作業指示 A.
iOSアプリの起動処理を扱った抜粋から、「第4パラメータにはアプリケー」を含む箇所で始めて「メソッドを実装することです。」の後で止めた範囲を書き出し、その中の「nibファイル」を「xibファイル」に差し替えること。
作業指示 B.
iOSアプリの起動処理を扱った抜粋のうち、「ウィンドウは、iOSアプリケーションの」で始まる段落を、主な事実を残して箇条書きにまとめること。

抜粋本文.
-=-=-=-=-

まず、自動開放プールが初期化されています(main.m-(1)) 。これはプログラム内でautoreleaseを利用できるようにするためのものです。
次に、UIApplicationMainはアプリケーションの初期化を行う関数で、4つの引数を受け取っています(main.m-(2)) 。
argc, argvは、起動時にアプリケーションから渡されたすべての引数が含まれます。
第3パラメータにはアプリケーションの主クラス名を指定します。nilを指定するとUIApplicationクラスが使用されます。これは通常変更する必要はありません。
第4パラメータにはアプリケーションデリゲートのクラス名を指定します。nilを指定するとnibファイル(通常MainWindow.nib)からアプリケーションデリゲートをロードするという意味になります。Interface Builderを使わずにコードでアプリケーションを作成するには、ここにアプリケーションデリゲートのクラス名を渡す必要があります。
ここでは、UIApplicationMain関数の第4引数にGihyoSample01AppDelegateという文字列を指定することで、アプリケーションデリゲートクラスにGihyoSample01AppDelegateを使用することを指示しています。
iOSアプリケーションの構成
アプリケーションデリゲートクラス
アプリケーションデリゲートクラスは、アプリケーションの起動が完了した場合や、バックグラウンドに移動された際、リモート、ローカル通知を受け取った時、アプリケーションが修了された際など、アプリケーションイベントに対する動作をカスタマイズするために実装するクラスです。コード的にはUIApplicationDelegateプロトコルを実装したクラスをとなります。最低限の仕事としてはアプリケーションの起動が完了した際に呼び出されるapplication:didFinishLaunchingWithOptions:メソッドを実装することです。
ウィンドウ、ビュー、ビューコントローラ
ウィンドウは、iOSアプリケーションの画面全体を表現します。通常UIWindowクラスのオブジェクトを使用します。一方ビューはナビゲーションバー、ボタン、テキストボックスなどの、画面上に表示される一つのコンポーネントを表現するオブジェクトです。これらはUIViewまたはそのサブクラスのオブジェクトとして実装されています。ビューはウィンドウに貼りつけられる形で画面に表示されます。

-=-=-=-=-

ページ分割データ

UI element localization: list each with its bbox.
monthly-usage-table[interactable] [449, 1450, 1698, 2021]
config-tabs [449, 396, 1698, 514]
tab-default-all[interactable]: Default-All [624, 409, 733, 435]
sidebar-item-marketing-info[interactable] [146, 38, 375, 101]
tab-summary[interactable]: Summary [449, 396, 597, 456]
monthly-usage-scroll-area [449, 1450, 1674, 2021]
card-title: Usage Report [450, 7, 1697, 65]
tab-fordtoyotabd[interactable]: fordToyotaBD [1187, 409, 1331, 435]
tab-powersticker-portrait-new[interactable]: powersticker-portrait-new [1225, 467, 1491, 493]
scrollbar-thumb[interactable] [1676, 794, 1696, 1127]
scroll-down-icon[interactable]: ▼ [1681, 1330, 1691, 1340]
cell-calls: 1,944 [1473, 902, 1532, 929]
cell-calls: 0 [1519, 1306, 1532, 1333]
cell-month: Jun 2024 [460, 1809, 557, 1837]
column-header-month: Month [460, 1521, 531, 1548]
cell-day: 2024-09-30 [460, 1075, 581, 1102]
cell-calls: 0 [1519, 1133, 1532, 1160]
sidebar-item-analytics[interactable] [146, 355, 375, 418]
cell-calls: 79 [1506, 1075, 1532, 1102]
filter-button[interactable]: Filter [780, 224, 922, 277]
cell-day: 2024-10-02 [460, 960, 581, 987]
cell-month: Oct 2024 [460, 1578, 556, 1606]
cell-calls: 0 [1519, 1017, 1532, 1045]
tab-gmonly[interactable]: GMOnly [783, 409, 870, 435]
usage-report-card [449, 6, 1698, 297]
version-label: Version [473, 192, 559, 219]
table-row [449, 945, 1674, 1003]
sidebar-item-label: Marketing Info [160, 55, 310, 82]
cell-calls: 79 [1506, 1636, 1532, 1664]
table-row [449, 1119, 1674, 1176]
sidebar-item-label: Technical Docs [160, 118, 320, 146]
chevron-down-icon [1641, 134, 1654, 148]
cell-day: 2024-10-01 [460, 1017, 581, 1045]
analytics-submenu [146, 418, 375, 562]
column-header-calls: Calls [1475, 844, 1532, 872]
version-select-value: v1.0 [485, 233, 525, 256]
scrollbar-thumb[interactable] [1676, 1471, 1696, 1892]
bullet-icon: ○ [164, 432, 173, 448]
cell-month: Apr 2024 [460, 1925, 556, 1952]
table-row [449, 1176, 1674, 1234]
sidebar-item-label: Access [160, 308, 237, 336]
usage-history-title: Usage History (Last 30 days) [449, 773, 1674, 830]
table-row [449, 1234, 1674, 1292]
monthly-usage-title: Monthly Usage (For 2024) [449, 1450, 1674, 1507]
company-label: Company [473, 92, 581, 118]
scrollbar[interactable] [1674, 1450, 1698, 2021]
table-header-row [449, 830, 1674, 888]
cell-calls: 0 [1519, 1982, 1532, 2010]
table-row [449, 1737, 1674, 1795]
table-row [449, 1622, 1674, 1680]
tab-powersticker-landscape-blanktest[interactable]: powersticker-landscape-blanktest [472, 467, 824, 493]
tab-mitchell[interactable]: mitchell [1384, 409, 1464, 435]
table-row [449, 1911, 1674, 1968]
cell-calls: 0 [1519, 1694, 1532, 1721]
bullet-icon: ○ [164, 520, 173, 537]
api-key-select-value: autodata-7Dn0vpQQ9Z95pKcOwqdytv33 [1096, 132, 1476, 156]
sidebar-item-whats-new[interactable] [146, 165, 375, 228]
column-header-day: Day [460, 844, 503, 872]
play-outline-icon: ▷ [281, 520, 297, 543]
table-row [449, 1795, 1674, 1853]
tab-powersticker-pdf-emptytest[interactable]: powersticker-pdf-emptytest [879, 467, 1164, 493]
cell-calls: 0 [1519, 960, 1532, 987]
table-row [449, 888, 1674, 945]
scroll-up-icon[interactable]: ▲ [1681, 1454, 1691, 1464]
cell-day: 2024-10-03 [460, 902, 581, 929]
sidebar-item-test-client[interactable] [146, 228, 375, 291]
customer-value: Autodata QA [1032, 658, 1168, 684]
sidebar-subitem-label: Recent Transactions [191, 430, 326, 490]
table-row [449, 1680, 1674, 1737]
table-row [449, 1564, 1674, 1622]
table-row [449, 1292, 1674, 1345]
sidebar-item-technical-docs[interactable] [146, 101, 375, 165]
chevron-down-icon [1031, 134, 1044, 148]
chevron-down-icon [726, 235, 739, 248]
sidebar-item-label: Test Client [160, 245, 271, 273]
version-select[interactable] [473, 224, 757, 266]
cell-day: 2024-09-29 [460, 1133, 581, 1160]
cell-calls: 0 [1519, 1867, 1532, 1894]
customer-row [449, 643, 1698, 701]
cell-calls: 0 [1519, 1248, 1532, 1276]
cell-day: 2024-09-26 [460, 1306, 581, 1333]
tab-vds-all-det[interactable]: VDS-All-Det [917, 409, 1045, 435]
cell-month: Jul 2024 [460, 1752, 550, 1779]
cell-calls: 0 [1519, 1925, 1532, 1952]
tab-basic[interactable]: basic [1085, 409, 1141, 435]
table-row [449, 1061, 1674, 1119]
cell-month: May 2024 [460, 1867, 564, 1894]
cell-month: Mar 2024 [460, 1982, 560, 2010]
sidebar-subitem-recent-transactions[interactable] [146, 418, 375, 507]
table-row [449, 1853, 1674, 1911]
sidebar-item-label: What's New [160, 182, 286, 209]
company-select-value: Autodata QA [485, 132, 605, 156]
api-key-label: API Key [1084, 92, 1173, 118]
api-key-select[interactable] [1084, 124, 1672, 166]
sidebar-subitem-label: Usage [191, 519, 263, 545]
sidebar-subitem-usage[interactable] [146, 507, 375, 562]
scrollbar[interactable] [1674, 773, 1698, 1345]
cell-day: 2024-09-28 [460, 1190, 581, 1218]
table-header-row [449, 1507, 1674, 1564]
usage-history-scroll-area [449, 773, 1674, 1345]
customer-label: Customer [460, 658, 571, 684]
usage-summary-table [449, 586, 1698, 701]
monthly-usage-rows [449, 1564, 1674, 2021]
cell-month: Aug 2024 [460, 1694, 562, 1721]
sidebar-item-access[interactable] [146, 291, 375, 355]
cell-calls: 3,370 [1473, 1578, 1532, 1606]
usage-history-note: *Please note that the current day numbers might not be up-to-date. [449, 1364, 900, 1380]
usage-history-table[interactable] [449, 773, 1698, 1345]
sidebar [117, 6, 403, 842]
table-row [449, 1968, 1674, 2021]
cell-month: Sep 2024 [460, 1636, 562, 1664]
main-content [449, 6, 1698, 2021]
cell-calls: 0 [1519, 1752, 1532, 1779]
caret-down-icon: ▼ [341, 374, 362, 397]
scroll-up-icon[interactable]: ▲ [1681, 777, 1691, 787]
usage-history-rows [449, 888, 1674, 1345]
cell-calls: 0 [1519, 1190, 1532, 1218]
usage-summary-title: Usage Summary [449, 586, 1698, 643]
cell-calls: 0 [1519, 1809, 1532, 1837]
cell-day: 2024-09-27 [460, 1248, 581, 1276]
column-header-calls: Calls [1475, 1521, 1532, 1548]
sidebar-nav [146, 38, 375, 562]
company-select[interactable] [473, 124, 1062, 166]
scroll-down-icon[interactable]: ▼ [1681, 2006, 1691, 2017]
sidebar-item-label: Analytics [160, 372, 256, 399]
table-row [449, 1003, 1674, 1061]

-=-=-=-=-

解答 A.
第4パラメータにはアプリケーションデリゲートのクラス名を指定します。nilを指定するとxibファイル(通常MainWindow.nib)からアプリケーションデリゲートをロードするという意味になります。Interface Builderを使わずにコードでアプリケーションを作成するには、ここにアプリケーションデリゲートのクラス名を渡す必要があります。
ここでは、UIApplicationMain関数の第4引数にGihyoSample01AppDelegateという文字列を指定することで、アプリケーションデリゲートクラスにGihyoSample01AppDelegateを使用することを指示しています。
iOSアプリケーションの構成
アプリケーションデリゲートクラス
アプリケーションデリゲートクラスは、アプリケーションの起動が完了した場合や、バックグラウンドに移動された際、リモート、ローカル通知を受け取った時、アプリケーションが修了された際など、アプリケーションイベントに対する動作をカスタマイズするために実装するクラスです。コード的にはUIApplicationDelegateプロトコルを実装したクラスをとなります。最低限の仕事としてはアプリケーションの起動が完了した際に呼び出されるapplication:didFinishLaunchingWithOptions:メソッドを実装することです。

解答 B.
- ウィンドウはiOSアプリケーションの画面全体を表し、通常UIWindowクラスのオブジェクトを使う。
- ビューはナビゲーションバー、ボタン、テキストボックスなど、画面上に表示される一つのコンポーネントを表すオブジェクトである。
- ビューはUIViewまたはそのサブクラスのオブジェクトとして実装される。
- ビューはウィンドウに貼りつけられる形で画面に表示される。